Het is duidelijk dat de GKV-kerken een omslag meemaken; niet een telkens hoger aantal kerkleden, maar een periode waarin het aantal kerkleden afneemt. In 1994 hadden 23% van de kerken te maken met een krimp in het aantal leden met meer dan 5%; in 2010 was dit 47%.
4.
Doordat het aantal belijdende leden constant is gebleven in de afgelopen 5 jaren steeg de VVB behoorlijk.
5.
De ontvangsten via de VVB moeten telkens meer stijgen dan de jaarlijkse inflatie, omdat de inkomsten via collecten moeizaam stijgen. De cijfers laten zien dat dit ook in de afgelopen jaren telkens is gebeurd. De VVB is het belangrijkste middel voor de inkomsten van de kerken.
6.

**Uit te voeren taak**
Herhaal woordelijk het stuk uit de tekst hierboven over de GKV-kerken dat begint bij "Het is duidelijk" en doorloopt tot en met "van de kerken.".

Annotaties van afbeeldingsopmaak:
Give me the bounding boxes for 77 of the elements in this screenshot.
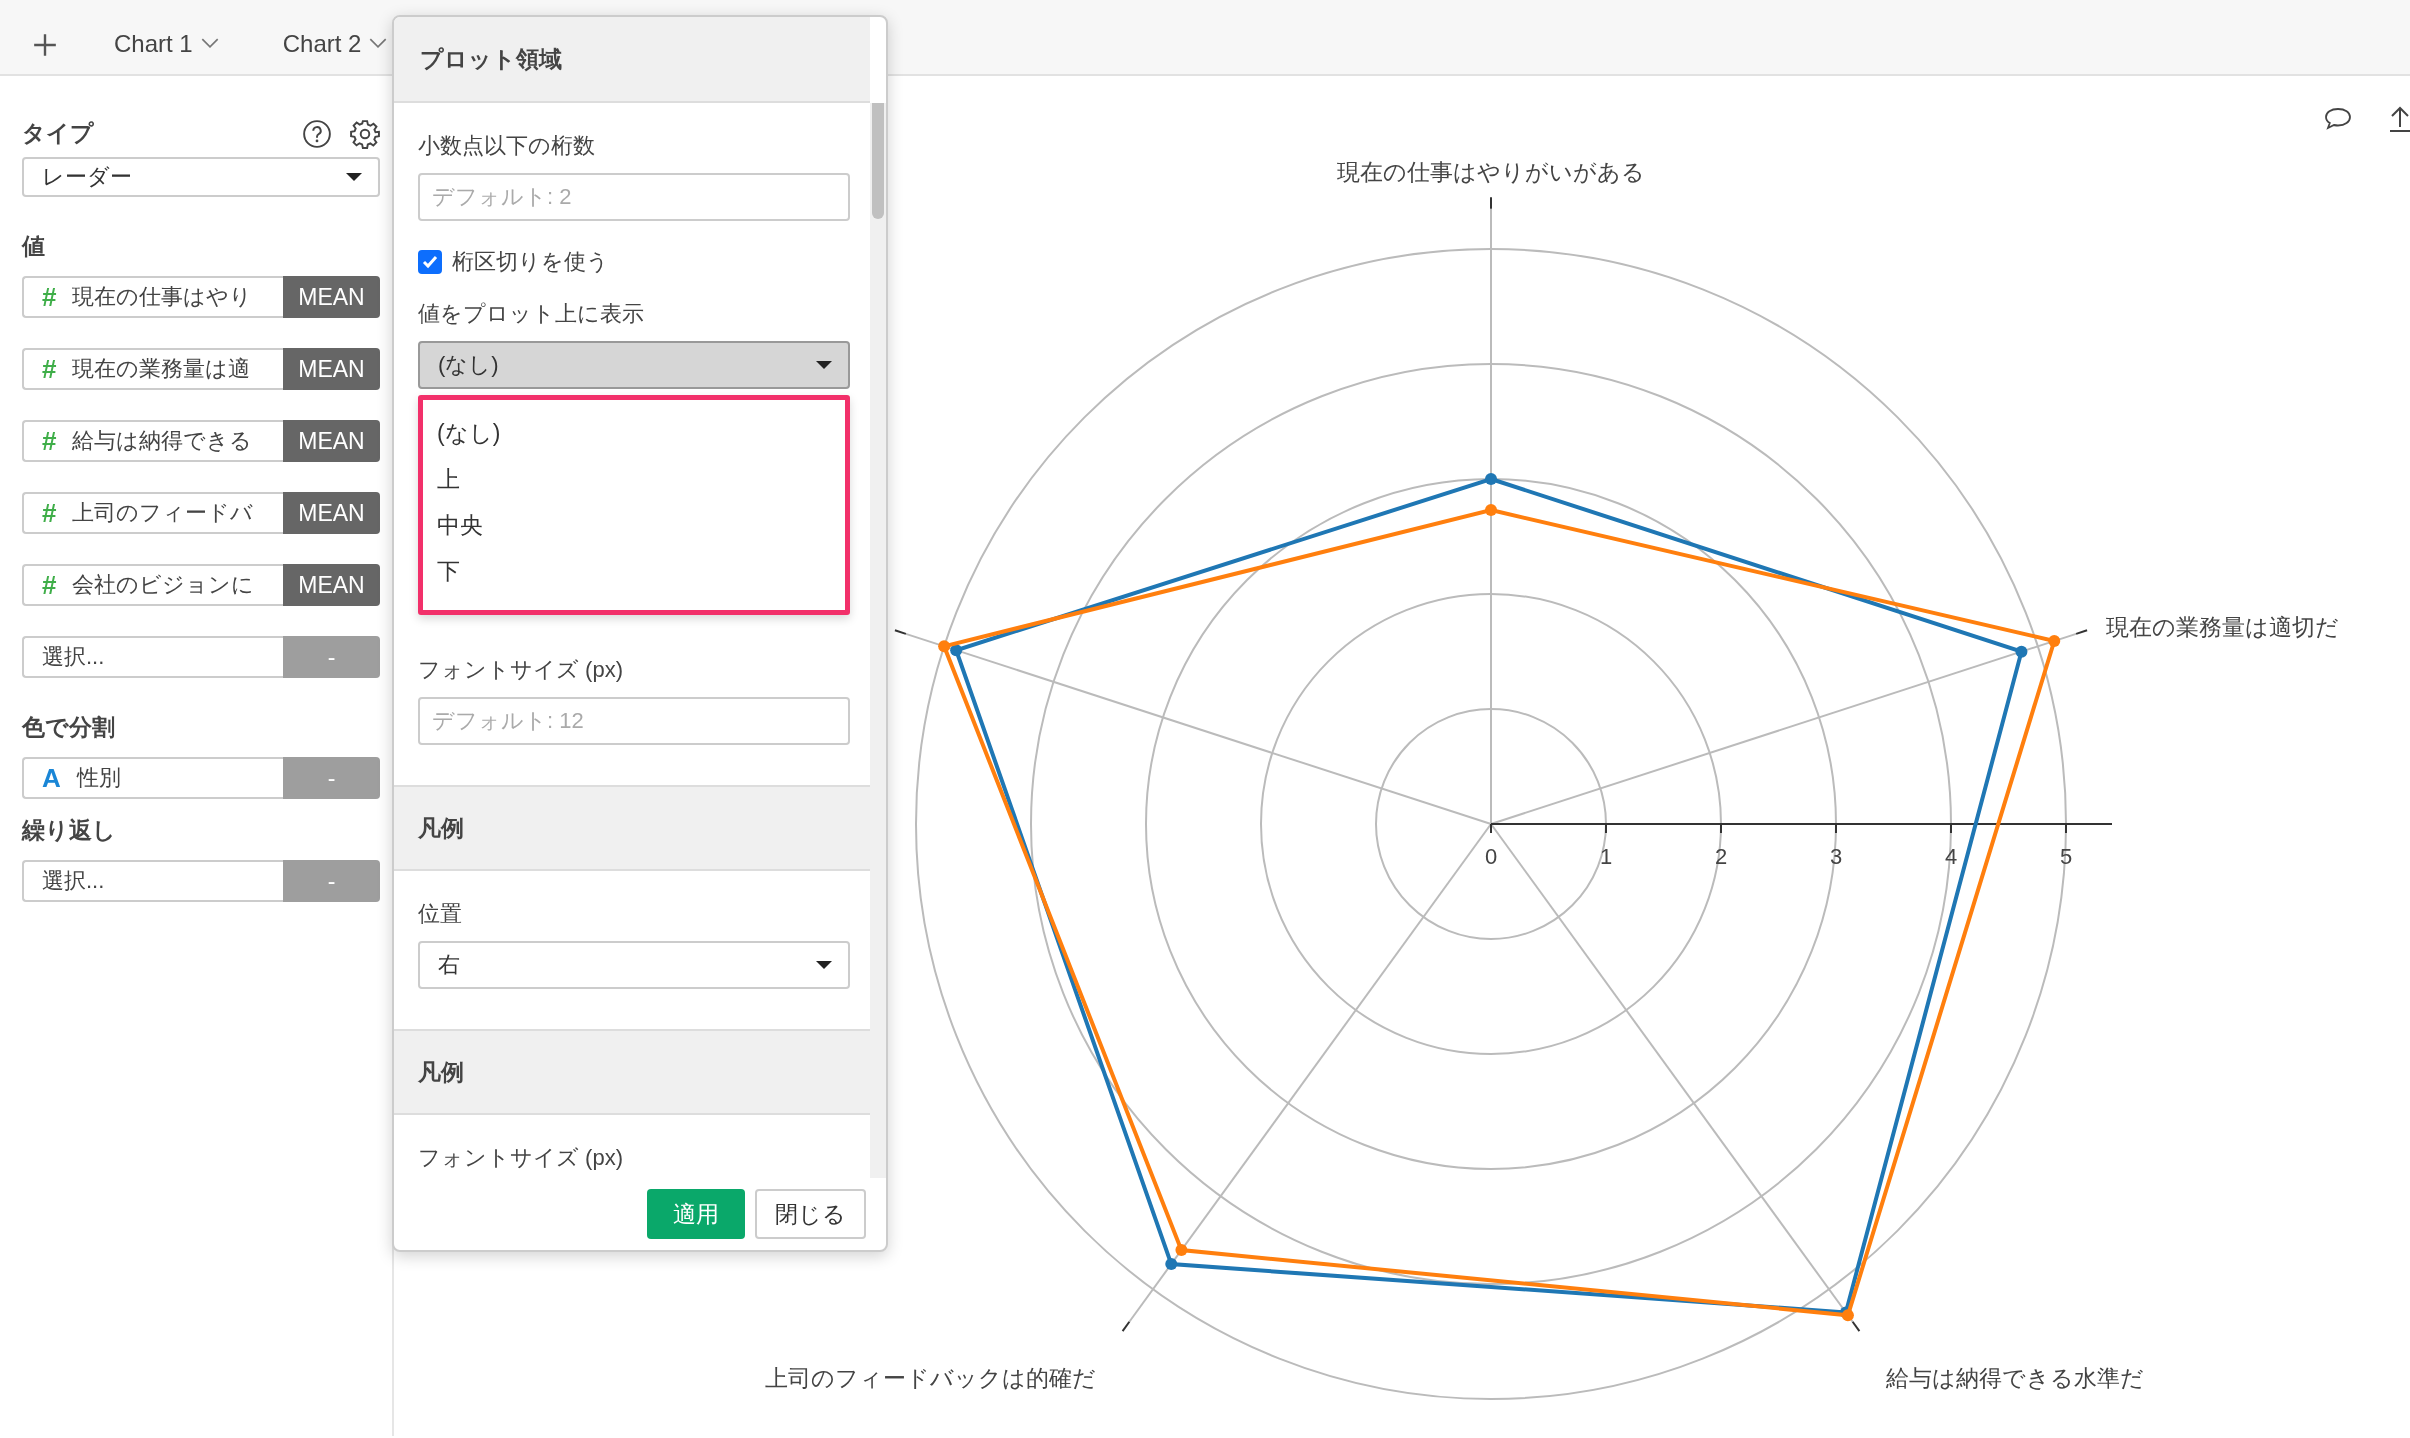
close-button[interactable]: 閉じる xyxy=(755,1189,866,1239)
field-label: 小数点以下の桁数 xyxy=(418,132,596,160)
field-name: 性別 xyxy=(76,764,121,792)
axis-label: 現在の業務量は適切だ xyxy=(2106,613,2339,640)
field-pill[interactable]: # 上司のフィードバ xyxy=(22,492,283,534)
field-label: フォントサイズ (px) xyxy=(418,656,624,684)
field-pill[interactable]: 選択... xyxy=(22,636,283,678)
data-point xyxy=(2015,645,2028,658)
aggregate-button[interactable]: MEAN xyxy=(283,348,380,390)
field-name: 選択... xyxy=(42,643,105,671)
section-header: 凡例 xyxy=(418,813,464,843)
section-title: 繰り返し xyxy=(22,816,117,845)
settings-icon[interactable] xyxy=(350,118,380,149)
axis-tick-label: 1 xyxy=(1599,844,1613,869)
field-type-icon: # xyxy=(42,353,57,385)
dropdown-option[interactable]: 下 xyxy=(423,548,845,594)
chart-tab[interactable]: Chart 2 xyxy=(276,21,394,69)
field-pill[interactable]: # 現在の業務量は適 xyxy=(22,348,283,390)
decimals-input[interactable]: デフォルト: 2 xyxy=(418,173,850,221)
field-label: フォントサイズ (px) xyxy=(418,1144,624,1172)
axis-tick-label: 4 xyxy=(1944,844,1958,869)
field-type-icon: # xyxy=(42,281,57,313)
data-point xyxy=(938,640,951,653)
help-icon[interactable] xyxy=(302,118,332,149)
field-type-icon: # xyxy=(42,497,57,529)
section-title: タイプ xyxy=(22,119,94,148)
field-name: 会社のビジョンに xyxy=(72,571,255,599)
data-point xyxy=(1485,473,1497,485)
aggregate-button[interactable]: MEAN xyxy=(283,276,380,318)
position-select[interactable]: 右 xyxy=(418,941,850,989)
aggregate-button[interactable]: MEAN xyxy=(283,492,380,534)
field-type-icon: # xyxy=(42,569,57,601)
section-title: 色で分割 xyxy=(22,713,116,742)
chevron-down-icon[interactable] xyxy=(200,38,219,49)
field-type-icon: A xyxy=(42,762,61,794)
field-name: 現在の仕事はやり xyxy=(72,283,253,311)
aggregate-button[interactable]: MEAN xyxy=(283,420,380,462)
axis-tick-label: 3 xyxy=(1829,844,1843,869)
section-title: 値 xyxy=(22,232,46,261)
axis-label: 上司のフィードバックは的確だ xyxy=(765,1365,1097,1392)
font-size-input[interactable]: デフォルト: 12 xyxy=(418,697,850,745)
dropdown-option[interactable]: 上 xyxy=(423,456,845,502)
checkbox[interactable] xyxy=(418,250,442,274)
dropdown-option[interactable]: (なし) xyxy=(423,410,845,456)
axis-tick-label: 5 xyxy=(2059,844,2073,869)
axis-label: 現在の仕事はやりがいがある xyxy=(1337,161,1645,185)
field-name: 給与は納得できる xyxy=(72,427,253,455)
section-header: 凡例 xyxy=(418,1057,464,1087)
field-pill[interactable]: # 会社のビジョンに xyxy=(22,564,283,606)
field-pill[interactable]: A 性別 xyxy=(22,757,283,799)
field-type-icon: # xyxy=(42,425,57,457)
field-name: 現在の業務量は適 xyxy=(72,355,251,383)
data-point xyxy=(1165,1258,1178,1271)
scrollbar[interactable] xyxy=(870,103,886,1178)
field-label: 位置 xyxy=(418,900,463,928)
chart-type-select[interactable]: レーダー xyxy=(22,157,380,197)
plus-icon[interactable] xyxy=(32,32,58,58)
field-name: 選択... xyxy=(42,867,105,895)
axis-label: 給与は納得できる水準だ xyxy=(1885,1365,2144,1392)
chevron-down-icon[interactable] xyxy=(369,38,388,49)
data-point xyxy=(1175,1244,1188,1257)
dropdown-option[interactable]: 中央 xyxy=(423,502,845,548)
chart-tab[interactable]: Chart 1 xyxy=(108,21,225,69)
data-point xyxy=(950,644,963,657)
popup-title: プロット領域 xyxy=(420,44,562,74)
data-point xyxy=(2048,635,2061,647)
field-pill[interactable]: # 給与は納得できる xyxy=(22,420,283,462)
axis-tick-label: 0 xyxy=(1484,844,1498,869)
aggregate-button[interactable]: MEAN xyxy=(283,564,380,606)
field-pill[interactable]: # 現在の仕事はやり xyxy=(22,276,283,318)
checkbox-label: 桁区切りを使う xyxy=(452,248,609,276)
data-point xyxy=(1485,504,1497,517)
field-pill[interactable]: 選択... xyxy=(22,860,283,902)
show-values-select[interactable]: (なし) xyxy=(418,341,850,389)
axis-tick-label: 2 xyxy=(1714,844,1728,869)
field-name: 上司のフィードバ xyxy=(72,499,254,527)
field-label: 値をプロット上に表示 xyxy=(418,300,645,328)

**Antwoord op taak**
Het is duidelijk dat de GKV-kerken een omslag meemaken; niet een telkens hoger aantal kerkleden, maar een periode waarin het aantal kerkleden afneemt. In 1994 hadden 23% van de kerken te maken met een krimp in het aantal leden met meer dan 5%; in 2010 was dit 47%.
4.
Doordat het aantal belijdende leden constant is gebleven in de afgelopen 5 jaren steeg de VVB behoorlijk.
5.
De ontvangsten via de VVB moeten telkens meer stijgen dan de jaarlijkse inflatie, omdat de inkomsten via collecten moeizaam stijgen. De cijfers laten zien dat dit ook in de afgelopen jaren telkens is gebeurd. De VVB is het belangrijkste middel voor de inkomsten van de kerken.